§ PROBLEM TO WORK ON: The entries below are to be written out again without alteration.

§ MATERIAL FOR THE TASK:
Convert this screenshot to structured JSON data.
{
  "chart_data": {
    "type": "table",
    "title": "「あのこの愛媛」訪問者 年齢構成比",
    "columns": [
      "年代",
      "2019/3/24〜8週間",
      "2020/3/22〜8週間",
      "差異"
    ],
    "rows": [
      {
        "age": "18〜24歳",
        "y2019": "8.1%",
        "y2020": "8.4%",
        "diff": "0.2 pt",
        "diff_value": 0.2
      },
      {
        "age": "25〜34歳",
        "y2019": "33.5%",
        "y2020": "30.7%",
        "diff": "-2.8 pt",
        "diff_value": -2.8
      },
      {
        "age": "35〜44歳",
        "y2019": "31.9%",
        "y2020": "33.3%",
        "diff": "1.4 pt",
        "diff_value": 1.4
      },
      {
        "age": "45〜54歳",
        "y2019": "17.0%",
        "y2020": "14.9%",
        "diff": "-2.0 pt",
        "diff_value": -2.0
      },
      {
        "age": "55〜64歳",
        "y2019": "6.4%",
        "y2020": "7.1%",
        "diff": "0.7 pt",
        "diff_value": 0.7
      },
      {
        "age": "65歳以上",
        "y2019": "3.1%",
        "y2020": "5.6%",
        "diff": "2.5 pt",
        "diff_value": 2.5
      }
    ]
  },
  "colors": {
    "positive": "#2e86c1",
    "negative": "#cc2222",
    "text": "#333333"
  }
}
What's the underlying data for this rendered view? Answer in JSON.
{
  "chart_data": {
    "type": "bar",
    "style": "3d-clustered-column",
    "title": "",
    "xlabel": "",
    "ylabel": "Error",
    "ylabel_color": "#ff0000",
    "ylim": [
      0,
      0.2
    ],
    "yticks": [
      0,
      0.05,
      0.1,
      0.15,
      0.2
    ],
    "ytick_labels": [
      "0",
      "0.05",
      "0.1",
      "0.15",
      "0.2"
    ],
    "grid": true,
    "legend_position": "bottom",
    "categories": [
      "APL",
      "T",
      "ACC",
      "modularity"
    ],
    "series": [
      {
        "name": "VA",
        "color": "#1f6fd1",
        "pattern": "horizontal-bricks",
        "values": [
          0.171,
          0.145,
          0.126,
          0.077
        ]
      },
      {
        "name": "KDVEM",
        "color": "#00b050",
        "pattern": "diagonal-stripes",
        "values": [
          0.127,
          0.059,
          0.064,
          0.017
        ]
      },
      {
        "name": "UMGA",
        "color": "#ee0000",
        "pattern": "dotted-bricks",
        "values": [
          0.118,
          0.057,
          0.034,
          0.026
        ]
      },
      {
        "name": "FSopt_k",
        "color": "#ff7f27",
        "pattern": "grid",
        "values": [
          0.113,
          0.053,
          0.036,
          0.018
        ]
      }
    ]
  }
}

§ PROBLEM SOLUTION:
Convert this screenshot to structured JSON data.
{
  "chart_data": {
    "type": "table",
    "title": "「あのこの愛媛」訪問者 年齢構成比",
    "columns": [
      "年代",
      "2019/3/24〜8週間",
      "2020/3/22〜8週間",
      "差異"
    ],
    "rows": [
      {
        "age": "18〜24歳",
        "y2019": "8.1%",
        "y2020": "8.4%",
        "diff": "0.2 pt",
        "diff_value": 0.2
      },
      {
        "age": "25〜34歳",
        "y2019": "33.5%",
        "y2020": "30.7%",
        "diff": "-2.8 pt",
        "diff_value": -2.8
      },
      {
        "age": "35〜44歳",
        "y2019": "31.9%",
        "y2020": "33.3%",
        "diff": "1.4 pt",
        "diff_value": 1.4
      },
      {
        "age": "45〜54歳",
        "y2019": "17.0%",
        "y2020": "14.9%",
        "diff": "-2.0 pt",
        "diff_value": -2.0
      },
      {
        "age": "55〜64歳",
        "y2019": "6.4%",
        "y2020": "7.1%",
        "diff": "0.7 pt",
        "diff_value": 0.7
      },
      {
        "age": "65歳以上",
        "y2019": "3.1%",
        "y2020": "5.6%",
        "diff": "2.5 pt",
        "diff_value": 2.5
      }
    ]
  },
  "colors": {
    "positive": "#2e86c1",
    "negative": "#cc2222",
    "text": "#333333"
  }
}
What's the underlying data for this rendered view? Answer in JSON.
{
  "chart_data": {
    "type": "bar",
    "style": "3d-clustered-column",
    "title": "",
    "xlabel": "",
    "ylabel": "Error",
    "ylabel_color": "#ff0000",
    "ylim": [
      0,
      0.2
    ],
    "yticks": [
      0,
      0.05,
      0.1,
      0.15,
      0.2
    ],
    "ytick_labels": [
      "0",
      "0.05",
      "0.1",
      "0.15",
      "0.2"
    ],
    "grid": true,
    "legend_position": "bottom",
    "categories": [
      "APL",
      "T",
      "ACC",
      "modularity"
    ],
    "series": [
      {
        "name": "VA",
        "color": "#1f6fd1",
        "pattern": "horizontal-bricks",
        "values": [
          0.171,
          0.145,
          0.126,
          0.077
        ]
      },
      {
        "name": "KDVEM",
        "color": "#00b050",
        "pattern": "diagonal-stripes",
        "values": [
          0.127,
          0.059,
          0.064,
          0.017
        ]
      },
      {
        "name": "UMGA",
        "color": "#ee0000",
        "pattern": "dotted-bricks",
        "values": [
          0.118,
          0.057,
          0.034,
          0.026
        ]
      },
      {
        "name": "FSopt_k",
        "color": "#ff7f27",
        "pattern": "grid",
        "values": [
          0.113,
          0.053,
          0.036,
          0.018
        ]
      }
    ]
  }
}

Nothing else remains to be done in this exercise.